[start of Excerpted data]

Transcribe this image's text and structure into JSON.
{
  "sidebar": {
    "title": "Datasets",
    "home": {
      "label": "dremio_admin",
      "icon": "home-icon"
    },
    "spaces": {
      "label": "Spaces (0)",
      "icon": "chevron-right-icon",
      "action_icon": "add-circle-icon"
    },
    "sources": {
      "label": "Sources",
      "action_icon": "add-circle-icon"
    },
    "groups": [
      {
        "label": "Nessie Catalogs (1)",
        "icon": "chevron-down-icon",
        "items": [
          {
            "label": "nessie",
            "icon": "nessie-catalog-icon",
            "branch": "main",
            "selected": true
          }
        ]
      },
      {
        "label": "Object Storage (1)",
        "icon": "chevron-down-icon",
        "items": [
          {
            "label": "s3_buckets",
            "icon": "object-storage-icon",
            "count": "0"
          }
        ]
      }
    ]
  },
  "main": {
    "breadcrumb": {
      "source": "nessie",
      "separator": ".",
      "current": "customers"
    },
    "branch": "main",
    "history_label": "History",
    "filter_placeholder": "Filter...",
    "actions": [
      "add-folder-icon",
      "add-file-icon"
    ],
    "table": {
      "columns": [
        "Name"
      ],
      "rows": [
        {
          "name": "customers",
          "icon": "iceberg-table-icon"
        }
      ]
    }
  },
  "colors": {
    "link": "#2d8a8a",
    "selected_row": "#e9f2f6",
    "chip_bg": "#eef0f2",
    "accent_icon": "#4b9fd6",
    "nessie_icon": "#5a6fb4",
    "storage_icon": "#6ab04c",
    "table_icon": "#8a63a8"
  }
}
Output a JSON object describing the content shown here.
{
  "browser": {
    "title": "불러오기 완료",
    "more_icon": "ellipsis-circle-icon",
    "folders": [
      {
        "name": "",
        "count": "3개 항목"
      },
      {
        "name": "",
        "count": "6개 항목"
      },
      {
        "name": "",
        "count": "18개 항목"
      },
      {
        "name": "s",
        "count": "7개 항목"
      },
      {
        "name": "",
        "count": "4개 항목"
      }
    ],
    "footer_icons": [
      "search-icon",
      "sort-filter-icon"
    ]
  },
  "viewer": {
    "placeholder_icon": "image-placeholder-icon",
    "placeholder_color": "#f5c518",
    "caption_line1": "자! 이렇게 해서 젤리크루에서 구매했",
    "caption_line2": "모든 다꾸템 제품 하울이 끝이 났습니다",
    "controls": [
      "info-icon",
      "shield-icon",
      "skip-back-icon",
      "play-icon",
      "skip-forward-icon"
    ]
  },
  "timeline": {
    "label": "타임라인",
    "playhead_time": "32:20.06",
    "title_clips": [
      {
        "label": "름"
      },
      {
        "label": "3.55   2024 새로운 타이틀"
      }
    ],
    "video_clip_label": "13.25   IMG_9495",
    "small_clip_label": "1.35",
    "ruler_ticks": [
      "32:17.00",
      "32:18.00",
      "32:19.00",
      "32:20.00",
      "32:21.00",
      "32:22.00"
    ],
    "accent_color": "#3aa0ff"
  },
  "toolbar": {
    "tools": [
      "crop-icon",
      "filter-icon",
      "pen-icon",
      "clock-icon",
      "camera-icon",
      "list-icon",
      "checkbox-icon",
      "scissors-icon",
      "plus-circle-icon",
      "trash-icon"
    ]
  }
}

[end of Excerpted data]

> _Your instructions_
Output the line holding "Output a JSON", then every later line through the end of the records above, exactly as given and nothing else.

> _Answer_
Output a JSON object describing the content shown here.
{
  "browser": {
    "title": "불러오기 완료",
    "more_icon": "ellipsis-circle-icon",
    "folders": [
      {
        "name": "",
        "count": "3개 항목"
      },
      {
        "name": "",
        "count": "6개 항목"
      },
      {
        "name": "",
        "count": "18개 항목"
      },
      {
        "name": "s",
        "count": "7개 항목"
      },
      {
        "name": "",
        "count": "4개 항목"
      }
    ],
    "footer_icons": [
      "search-icon",
      "sort-filter-icon"
    ]
  },
  "viewer": {
    "placeholder_icon": "image-placeholder-icon",
    "placeholder_color": "#f5c518",
    "caption_line1": "자! 이렇게 해서 젤리크루에서 구매했",
    "caption_line2": "모든 다꾸템 제품 하울이 끝이 났습니다",
    "controls": [
      "info-icon",
      "shield-icon",
      "skip-back-icon",
      "play-icon",
      "skip-forward-icon"
    ]
  },
  "timeline": {
    "label": "타임라인",
    "playhead_time": "32:20.06",
    "title_clips": [
      {
        "label": "름"
      },
      {
        "label": "3.55   2024 새로운 타이틀"
      }
    ],
    "video_clip_label": "13.25   IMG_9495",
    "small_clip_label": "1.35",
    "ruler_ticks": [
      "32:17.00",
      "32:18.00",
      "32:19.00",
      "32:20.00",
      "32:21.00",
      "32:22.00"
    ],
    "accent_color": "#3aa0ff"
  },
  "toolbar": {
    "tools": [
      "crop-icon",
      "filter-icon",
      "pen-icon",
      "clock-icon",
      "camera-icon",
      "list-icon",
      "checkbox-icon",
      "scissors-icon",
      "plus-circle-icon",
      "trash-icon"
    ]
  }
}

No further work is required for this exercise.